WHAT YOU WILL DO: Every record below should be written out exactly; pictures stay out.

(Entries from a visual dataset)

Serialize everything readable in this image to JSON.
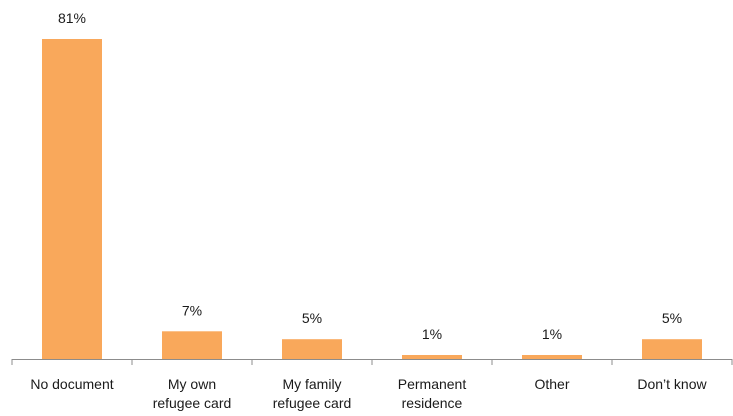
{
  "chart_data": {
    "type": "bar",
    "categories": [
      "No document",
      "My own refugee card",
      "My family refugee card",
      "Permanent residence",
      "Other",
      "Don’t know"
    ],
    "category_lines": [
      [
        "No document"
      ],
      [
        "My own",
        "refugee card"
      ],
      [
        "My family",
        "refugee card"
      ],
      [
        "Permanent",
        "residence"
      ],
      [
        "Other"
      ],
      [
        "Don’t know"
      ]
    ],
    "values": [
      81,
      7,
      5,
      1,
      1,
      5
    ],
    "data_labels": [
      "81%",
      "7%",
      "5%",
      "1%",
      "1%",
      "5%"
    ],
    "title": "",
    "xlabel": "",
    "ylabel": "",
    "ylim": [
      0,
      81
    ],
    "grid": false,
    "legend": "none",
    "bar_color": "#F9A85B",
    "axis_color": "#8c8c8c"
  }
}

WRITTEN SOLUTION:
Serialize everything readable in this image to JSON.
{
  "chart_data": {
    "type": "bar",
    "categories": [
      "No document",
      "My own refugee card",
      "My family refugee card",
      "Permanent residence",
      "Other",
      "Don’t know"
    ],
    "category_lines": [
      [
        "No document"
      ],
      [
        "My own",
        "refugee card"
      ],
      [
        "My family",
        "refugee card"
      ],
      [
        "Permanent",
        "residence"
      ],
      [
        "Other"
      ],
      [
        "Don’t know"
      ]
    ],
    "values": [
      81,
      7,
      5,
      1,
      1,
      5
    ],
    "data_labels": [
      "81%",
      "7%",
      "5%",
      "1%",
      "1%",
      "5%"
    ],
    "title": "",
    "xlabel": "",
    "ylabel": "",
    "ylim": [
      0,
      81
    ],
    "grid": false,
    "legend": "none",
    "bar_color": "#F9A85B",
    "axis_color": "#8c8c8c"
  }
}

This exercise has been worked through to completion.